▶ **Work to complete**
How many lines in these records hold the string "down"? Reply with the number alone.

------------------------------------------------------------------------

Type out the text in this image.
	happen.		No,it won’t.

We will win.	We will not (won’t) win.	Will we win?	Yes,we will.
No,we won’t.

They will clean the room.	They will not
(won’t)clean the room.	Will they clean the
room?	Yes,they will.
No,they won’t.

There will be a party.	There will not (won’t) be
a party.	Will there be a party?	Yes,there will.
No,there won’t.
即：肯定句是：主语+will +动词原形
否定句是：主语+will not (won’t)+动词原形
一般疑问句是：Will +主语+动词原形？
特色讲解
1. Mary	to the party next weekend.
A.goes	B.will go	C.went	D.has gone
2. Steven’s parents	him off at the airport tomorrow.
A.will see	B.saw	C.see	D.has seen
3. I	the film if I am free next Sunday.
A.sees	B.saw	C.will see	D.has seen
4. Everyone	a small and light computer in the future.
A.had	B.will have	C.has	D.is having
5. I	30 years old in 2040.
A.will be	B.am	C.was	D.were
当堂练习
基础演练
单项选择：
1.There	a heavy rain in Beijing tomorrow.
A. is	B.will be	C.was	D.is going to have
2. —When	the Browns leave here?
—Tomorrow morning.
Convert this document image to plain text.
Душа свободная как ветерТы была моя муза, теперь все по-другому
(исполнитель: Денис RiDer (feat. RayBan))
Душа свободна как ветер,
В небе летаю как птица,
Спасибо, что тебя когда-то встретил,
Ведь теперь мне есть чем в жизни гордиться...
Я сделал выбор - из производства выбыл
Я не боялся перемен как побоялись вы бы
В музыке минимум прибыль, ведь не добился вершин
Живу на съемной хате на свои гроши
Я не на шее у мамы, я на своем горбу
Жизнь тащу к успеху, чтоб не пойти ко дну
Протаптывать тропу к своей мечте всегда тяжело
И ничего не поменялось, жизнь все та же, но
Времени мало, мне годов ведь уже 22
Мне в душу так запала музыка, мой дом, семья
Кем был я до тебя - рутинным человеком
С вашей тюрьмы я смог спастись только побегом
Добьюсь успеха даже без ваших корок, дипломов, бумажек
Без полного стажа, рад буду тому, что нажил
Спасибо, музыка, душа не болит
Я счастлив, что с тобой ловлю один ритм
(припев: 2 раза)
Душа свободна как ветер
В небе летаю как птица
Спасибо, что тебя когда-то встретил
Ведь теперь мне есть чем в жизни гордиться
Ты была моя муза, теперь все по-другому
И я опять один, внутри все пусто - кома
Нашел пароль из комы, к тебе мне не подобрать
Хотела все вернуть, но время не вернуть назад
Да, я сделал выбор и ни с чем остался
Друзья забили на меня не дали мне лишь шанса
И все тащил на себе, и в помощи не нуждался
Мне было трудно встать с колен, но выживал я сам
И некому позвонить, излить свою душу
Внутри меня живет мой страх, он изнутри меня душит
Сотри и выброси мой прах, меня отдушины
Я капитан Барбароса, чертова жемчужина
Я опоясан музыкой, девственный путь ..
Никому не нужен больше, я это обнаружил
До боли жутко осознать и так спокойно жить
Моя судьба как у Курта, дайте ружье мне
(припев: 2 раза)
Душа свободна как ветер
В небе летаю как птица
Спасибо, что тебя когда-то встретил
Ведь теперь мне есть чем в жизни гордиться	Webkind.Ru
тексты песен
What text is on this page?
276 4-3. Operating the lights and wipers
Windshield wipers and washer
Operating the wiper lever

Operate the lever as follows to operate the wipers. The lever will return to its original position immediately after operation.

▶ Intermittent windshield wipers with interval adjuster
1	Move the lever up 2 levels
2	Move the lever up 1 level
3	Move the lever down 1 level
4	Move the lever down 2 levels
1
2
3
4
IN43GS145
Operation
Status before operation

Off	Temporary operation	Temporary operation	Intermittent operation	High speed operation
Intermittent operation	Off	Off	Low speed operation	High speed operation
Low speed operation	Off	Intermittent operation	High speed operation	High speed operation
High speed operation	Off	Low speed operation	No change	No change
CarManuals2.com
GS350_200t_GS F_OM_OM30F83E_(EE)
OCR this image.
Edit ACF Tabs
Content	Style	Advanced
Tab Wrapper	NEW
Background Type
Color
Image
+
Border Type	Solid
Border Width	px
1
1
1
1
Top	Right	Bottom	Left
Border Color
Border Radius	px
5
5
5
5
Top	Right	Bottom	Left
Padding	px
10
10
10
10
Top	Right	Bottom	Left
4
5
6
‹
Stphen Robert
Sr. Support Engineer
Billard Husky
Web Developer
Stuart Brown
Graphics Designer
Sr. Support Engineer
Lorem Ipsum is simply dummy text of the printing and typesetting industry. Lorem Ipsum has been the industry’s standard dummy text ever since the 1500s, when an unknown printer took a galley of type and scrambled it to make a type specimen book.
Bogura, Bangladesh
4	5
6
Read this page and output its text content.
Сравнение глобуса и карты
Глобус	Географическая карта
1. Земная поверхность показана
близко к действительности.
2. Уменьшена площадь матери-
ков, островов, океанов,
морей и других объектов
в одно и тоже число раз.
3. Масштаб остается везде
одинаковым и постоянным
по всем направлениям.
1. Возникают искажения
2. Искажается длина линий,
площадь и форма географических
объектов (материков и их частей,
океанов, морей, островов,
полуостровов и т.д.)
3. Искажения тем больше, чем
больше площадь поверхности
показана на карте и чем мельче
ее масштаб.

------------------------------------------------------------------------

▶ **Answer to the task**
2